§ **Material shown**
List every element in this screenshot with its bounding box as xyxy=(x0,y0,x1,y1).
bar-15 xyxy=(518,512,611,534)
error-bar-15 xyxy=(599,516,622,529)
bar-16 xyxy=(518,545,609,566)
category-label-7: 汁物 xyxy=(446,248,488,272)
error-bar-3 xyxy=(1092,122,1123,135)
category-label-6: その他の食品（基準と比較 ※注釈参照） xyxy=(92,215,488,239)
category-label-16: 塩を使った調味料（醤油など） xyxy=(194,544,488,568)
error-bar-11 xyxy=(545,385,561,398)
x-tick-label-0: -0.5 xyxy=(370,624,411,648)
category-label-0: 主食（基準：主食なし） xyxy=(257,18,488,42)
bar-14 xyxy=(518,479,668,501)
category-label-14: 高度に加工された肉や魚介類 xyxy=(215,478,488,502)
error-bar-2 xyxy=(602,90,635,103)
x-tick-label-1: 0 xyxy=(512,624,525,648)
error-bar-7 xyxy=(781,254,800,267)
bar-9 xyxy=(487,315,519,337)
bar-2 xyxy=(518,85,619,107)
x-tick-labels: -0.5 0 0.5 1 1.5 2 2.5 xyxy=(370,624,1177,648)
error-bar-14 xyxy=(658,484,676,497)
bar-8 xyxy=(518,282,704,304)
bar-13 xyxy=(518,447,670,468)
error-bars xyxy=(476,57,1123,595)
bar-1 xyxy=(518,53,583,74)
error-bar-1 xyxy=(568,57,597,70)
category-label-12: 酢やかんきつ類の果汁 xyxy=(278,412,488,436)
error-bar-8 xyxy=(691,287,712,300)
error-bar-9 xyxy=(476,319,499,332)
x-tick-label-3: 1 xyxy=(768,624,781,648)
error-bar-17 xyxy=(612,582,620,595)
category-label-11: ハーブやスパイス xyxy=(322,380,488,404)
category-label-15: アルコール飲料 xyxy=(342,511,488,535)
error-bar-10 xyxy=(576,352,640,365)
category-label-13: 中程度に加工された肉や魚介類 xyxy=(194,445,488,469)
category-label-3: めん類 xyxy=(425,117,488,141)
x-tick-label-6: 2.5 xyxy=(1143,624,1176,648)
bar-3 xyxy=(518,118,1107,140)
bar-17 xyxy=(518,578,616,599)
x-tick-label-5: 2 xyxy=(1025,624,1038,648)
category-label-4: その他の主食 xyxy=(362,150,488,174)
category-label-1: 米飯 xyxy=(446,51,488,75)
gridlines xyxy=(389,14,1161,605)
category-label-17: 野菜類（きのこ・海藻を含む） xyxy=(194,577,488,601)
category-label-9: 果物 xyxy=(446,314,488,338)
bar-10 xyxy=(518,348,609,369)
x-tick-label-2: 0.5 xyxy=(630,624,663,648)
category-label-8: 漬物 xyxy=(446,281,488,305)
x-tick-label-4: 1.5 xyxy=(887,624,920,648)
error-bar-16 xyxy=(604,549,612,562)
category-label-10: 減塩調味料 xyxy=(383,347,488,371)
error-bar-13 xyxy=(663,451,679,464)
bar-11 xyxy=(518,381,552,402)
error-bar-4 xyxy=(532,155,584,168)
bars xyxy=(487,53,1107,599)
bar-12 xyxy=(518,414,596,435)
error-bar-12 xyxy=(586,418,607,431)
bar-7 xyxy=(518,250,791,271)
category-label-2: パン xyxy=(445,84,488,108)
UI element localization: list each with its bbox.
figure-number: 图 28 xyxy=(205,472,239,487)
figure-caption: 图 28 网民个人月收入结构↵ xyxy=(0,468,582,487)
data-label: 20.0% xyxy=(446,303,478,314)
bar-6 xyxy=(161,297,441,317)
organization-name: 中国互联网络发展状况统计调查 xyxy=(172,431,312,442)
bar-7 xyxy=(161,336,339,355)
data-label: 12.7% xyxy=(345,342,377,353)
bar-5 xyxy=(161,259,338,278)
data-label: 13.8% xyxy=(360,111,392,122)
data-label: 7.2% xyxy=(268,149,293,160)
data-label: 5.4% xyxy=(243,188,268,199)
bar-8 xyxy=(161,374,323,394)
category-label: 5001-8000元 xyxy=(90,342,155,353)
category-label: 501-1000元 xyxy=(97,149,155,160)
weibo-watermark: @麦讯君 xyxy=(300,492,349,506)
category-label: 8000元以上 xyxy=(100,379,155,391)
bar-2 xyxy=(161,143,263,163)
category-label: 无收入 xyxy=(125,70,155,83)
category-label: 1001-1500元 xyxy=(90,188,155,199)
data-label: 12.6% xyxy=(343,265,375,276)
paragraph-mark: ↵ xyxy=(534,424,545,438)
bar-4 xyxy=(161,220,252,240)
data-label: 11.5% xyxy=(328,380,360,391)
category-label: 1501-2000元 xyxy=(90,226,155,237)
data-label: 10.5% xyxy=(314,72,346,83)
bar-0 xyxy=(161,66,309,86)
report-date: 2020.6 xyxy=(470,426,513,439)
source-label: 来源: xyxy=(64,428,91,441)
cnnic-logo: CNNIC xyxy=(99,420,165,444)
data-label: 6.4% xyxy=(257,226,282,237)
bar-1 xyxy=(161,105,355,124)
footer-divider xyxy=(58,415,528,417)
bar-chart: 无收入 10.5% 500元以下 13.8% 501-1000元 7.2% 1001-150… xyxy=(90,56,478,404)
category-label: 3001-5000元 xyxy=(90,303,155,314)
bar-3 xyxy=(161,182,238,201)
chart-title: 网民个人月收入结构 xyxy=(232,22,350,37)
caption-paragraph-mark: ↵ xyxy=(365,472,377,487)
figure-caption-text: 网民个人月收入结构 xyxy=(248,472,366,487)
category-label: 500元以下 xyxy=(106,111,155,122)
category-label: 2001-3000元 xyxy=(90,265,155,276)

§ **Exercise instructions**
Copy the rows word for word, starting with the very first row and going on through the row that contains "x-tick-labels: -0.5 0".

§ **Task output**
List every element in this screenshot with its bounding box as xyxy=(x0,y0,x1,y1).
bar-15 xyxy=(518,512,611,534)
error-bar-15 xyxy=(599,516,622,529)
bar-16 xyxy=(518,545,609,566)
category-label-7: 汁物 xyxy=(446,248,488,272)
error-bar-3 xyxy=(1092,122,1123,135)
category-label-6: その他の食品（基準と比較 ※注釈参照） xyxy=(92,215,488,239)
category-label-16: 塩を使った調味料（醤油など） xyxy=(194,544,488,568)
error-bar-11 xyxy=(545,385,561,398)
x-tick-label-0: -0.5 xyxy=(370,624,411,648)
category-label-0: 主食（基準：主食なし） xyxy=(257,18,488,42)
bar-14 xyxy=(518,479,668,501)
category-label-14: 高度に加工された肉や魚介類 xyxy=(215,478,488,502)
error-bar-2 xyxy=(602,90,635,103)
x-tick-label-1: 0 xyxy=(512,624,525,648)
error-bar-7 xyxy=(781,254,800,267)
bar-9 xyxy=(487,315,519,337)
bar-2 xyxy=(518,85,619,107)
x-tick-labels: -0.5 0 0.5 1 1.5 2 2.5 xyxy=(370,624,1177,648)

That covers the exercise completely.